[WHAT IS REQUIRED]:
Set the listing down again in full, word for word, with the pictures left out.

[INPUT MATERIAL]:
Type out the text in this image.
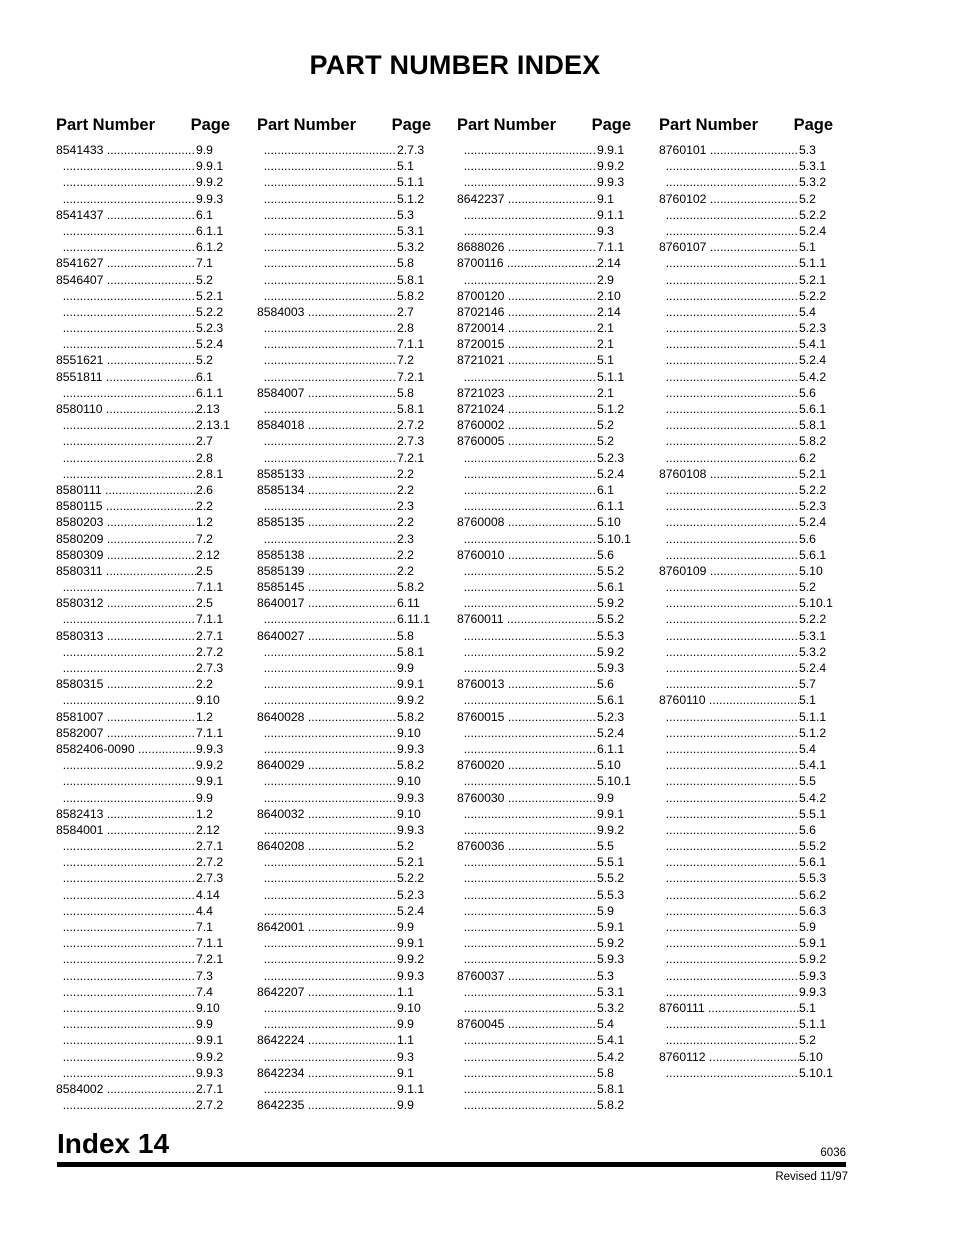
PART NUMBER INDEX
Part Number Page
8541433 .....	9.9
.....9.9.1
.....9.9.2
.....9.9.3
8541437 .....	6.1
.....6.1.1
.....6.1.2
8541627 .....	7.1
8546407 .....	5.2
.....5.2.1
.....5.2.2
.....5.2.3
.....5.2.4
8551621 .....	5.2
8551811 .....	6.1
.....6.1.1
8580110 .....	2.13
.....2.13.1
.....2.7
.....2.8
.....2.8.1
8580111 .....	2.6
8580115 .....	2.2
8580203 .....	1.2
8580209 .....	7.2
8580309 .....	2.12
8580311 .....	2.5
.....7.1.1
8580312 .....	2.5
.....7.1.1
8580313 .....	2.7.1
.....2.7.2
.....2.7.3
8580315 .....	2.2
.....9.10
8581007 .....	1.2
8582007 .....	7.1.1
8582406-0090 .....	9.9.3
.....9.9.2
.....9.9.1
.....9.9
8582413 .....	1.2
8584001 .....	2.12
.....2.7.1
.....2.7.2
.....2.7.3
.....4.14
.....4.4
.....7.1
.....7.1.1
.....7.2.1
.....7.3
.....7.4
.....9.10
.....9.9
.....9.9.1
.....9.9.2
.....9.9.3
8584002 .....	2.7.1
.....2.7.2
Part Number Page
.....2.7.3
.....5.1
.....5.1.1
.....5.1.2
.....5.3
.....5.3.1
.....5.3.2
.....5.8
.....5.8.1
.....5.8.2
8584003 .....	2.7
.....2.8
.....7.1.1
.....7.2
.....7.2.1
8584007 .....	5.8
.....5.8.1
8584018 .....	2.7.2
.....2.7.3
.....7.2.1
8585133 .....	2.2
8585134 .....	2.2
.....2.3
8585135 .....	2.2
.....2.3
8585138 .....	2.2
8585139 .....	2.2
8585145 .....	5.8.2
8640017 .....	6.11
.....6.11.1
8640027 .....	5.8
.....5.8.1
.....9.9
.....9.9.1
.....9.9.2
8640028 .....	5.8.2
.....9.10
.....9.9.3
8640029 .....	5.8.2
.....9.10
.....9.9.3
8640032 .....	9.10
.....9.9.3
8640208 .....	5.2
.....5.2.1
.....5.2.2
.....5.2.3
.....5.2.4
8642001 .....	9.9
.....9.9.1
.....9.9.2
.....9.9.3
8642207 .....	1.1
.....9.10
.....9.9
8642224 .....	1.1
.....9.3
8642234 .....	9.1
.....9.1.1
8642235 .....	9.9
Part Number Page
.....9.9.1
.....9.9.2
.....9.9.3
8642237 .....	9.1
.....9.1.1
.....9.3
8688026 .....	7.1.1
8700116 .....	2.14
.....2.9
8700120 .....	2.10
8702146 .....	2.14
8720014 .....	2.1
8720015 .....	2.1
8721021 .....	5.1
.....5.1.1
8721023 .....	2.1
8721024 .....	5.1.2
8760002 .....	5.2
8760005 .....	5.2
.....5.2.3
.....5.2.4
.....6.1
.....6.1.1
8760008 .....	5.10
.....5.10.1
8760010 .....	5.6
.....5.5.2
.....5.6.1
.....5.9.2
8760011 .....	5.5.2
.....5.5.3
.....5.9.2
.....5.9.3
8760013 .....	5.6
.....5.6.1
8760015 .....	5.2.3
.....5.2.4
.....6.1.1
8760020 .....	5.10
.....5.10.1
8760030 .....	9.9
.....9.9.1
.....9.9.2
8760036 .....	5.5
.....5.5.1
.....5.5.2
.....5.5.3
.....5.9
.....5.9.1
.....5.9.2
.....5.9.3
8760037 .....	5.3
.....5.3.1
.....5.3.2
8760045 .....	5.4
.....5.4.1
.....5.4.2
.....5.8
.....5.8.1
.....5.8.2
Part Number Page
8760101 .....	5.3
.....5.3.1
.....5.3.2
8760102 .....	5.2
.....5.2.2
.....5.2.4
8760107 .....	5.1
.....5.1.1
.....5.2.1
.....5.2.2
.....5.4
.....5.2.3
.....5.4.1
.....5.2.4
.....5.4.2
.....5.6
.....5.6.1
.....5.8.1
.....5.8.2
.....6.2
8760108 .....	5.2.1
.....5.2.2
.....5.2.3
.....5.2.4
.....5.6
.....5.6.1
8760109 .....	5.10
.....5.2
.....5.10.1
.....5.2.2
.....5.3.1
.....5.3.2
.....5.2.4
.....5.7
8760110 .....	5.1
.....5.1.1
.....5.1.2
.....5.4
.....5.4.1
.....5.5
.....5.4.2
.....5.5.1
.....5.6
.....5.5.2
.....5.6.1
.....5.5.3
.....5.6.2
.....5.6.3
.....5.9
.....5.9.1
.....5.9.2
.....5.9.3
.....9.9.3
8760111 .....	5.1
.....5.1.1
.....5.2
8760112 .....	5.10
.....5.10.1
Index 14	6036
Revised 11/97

[FINISHED ANSWER]:
Type out the text in this image.
PART NUMBER INDEX
Part Number Page
8541433 .....	9.9
.....9.9.1
.....9.9.2
.....9.9.3
8541437 .....	6.1
.....6.1.1
.....6.1.2
8541627 .....	7.1
8546407 .....	5.2
.....5.2.1
.....5.2.2
.....5.2.3
.....5.2.4
8551621 .....	5.2
8551811 .....	6.1
.....6.1.1
8580110 .....	2.13
.....2.13.1
.....2.7
.....2.8
.....2.8.1
8580111 .....	2.6
8580115 .....	2.2
8580203 .....	1.2
8580209 .....	7.2
8580309 .....	2.12
8580311 .....	2.5
.....7.1.1
8580312 .....	2.5
.....7.1.1
8580313 .....	2.7.1
.....2.7.2
.....2.7.3
8580315 .....	2.2
.....9.10
8581007 .....	1.2
8582007 .....	7.1.1
8582406-0090 .....	9.9.3
.....9.9.2
.....9.9.1
.....9.9
8582413 .....	1.2
8584001 .....	2.12
.....2.7.1
.....2.7.2
.....2.7.3
.....4.14
.....4.4
.....7.1
.....7.1.1
.....7.2.1
.....7.3
.....7.4
.....9.10
.....9.9
.....9.9.1
.....9.9.2
.....9.9.3
8584002 .....	2.7.1
.....2.7.2
Part Number Page
.....2.7.3
.....5.1
.....5.1.1
.....5.1.2
.....5.3
.....5.3.1
.....5.3.2
.....5.8
.....5.8.1
.....5.8.2
8584003 .....	2.7
.....2.8
.....7.1.1
.....7.2
.....7.2.1
8584007 .....	5.8
.....5.8.1
8584018 .....	2.7.2
.....2.7.3
.....7.2.1
8585133 .....	2.2
8585134 .....	2.2
.....2.3
8585135 .....	2.2
.....2.3
8585138 .....	2.2
8585139 .....	2.2
8585145 .....	5.8.2
8640017 .....	6.11
.....6.11.1
8640027 .....	5.8
.....5.8.1
.....9.9
.....9.9.1
.....9.9.2
8640028 .....	5.8.2
.....9.10
.....9.9.3
8640029 .....	5.8.2
.....9.10
.....9.9.3
8640032 .....	9.10
.....9.9.3
8640208 .....	5.2
.....5.2.1
.....5.2.2
.....5.2.3
.....5.2.4
8642001 .....	9.9
.....9.9.1
.....9.9.2
.....9.9.3
8642207 .....	1.1
.....9.10
.....9.9
8642224 .....	1.1
.....9.3
8642234 .....	9.1
.....9.1.1
8642235 .....	9.9
Part Number Page
.....9.9.1
.....9.9.2
.....9.9.3
8642237 .....	9.1
.....9.1.1
.....9.3
8688026 .....	7.1.1
8700116 .....	2.14
.....2.9
8700120 .....	2.10
8702146 .....	2.14
8720014 .....	2.1
8720015 .....	2.1
8721021 .....	5.1
.....5.1.1
8721023 .....	2.1
8721024 .....	5.1.2
8760002 .....	5.2
8760005 .....	5.2
.....5.2.3
.....5.2.4
.....6.1
.....6.1.1
8760008 .....	5.10
.....5.10.1
8760010 .....	5.6
.....5.5.2
.....5.6.1
.....5.9.2
8760011 .....	5.5.2
.....5.5.3
.....5.9.2
.....5.9.3
8760013 .....	5.6
.....5.6.1
8760015 .....	5.2.3
.....5.2.4
.....6.1.1
8760020 .....	5.10
.....5.10.1
8760030 .....	9.9
.....9.9.1
.....9.9.2
8760036 .....	5.5
.....5.5.1
.....5.5.2
.....5.5.3
.....5.9
.....5.9.1
.....5.9.2
.....5.9.3
8760037 .....	5.3
.....5.3.1
.....5.3.2
8760045 .....	5.4
.....5.4.1
.....5.4.2
.....5.8
.....5.8.1
.....5.8.2
Part Number Page
8760101 .....	5.3
.....5.3.1
.....5.3.2
8760102 .....	5.2
.....5.2.2
.....5.2.4
8760107 .....	5.1
.....5.1.1
.....5.2.1
.....5.2.2
.....5.4
.....5.2.3
.....5.4.1
.....5.2.4
.....5.4.2
.....5.6
.....5.6.1
.....5.8.1
.....5.8.2
.....6.2
8760108 .....	5.2.1
.....5.2.2
.....5.2.3
.....5.2.4
.....5.6
.....5.6.1
8760109 .....	5.10
.....5.2
.....5.10.1
.....5.2.2
.....5.3.1
.....5.3.2
.....5.2.4
.....5.7
8760110 .....	5.1
.....5.1.1
.....5.1.2
.....5.4
.....5.4.1
.....5.5
.....5.4.2
.....5.5.1
.....5.6
.....5.5.2
.....5.6.1
.....5.5.3
.....5.6.2
.....5.6.3
.....5.9
.....5.9.1
.....5.9.2
.....5.9.3
.....9.9.3
8760111 .....	5.1
.....5.1.1
.....5.2
8760112 .....	5.10
.....5.10.1
Index 14	6036
Revised 11/97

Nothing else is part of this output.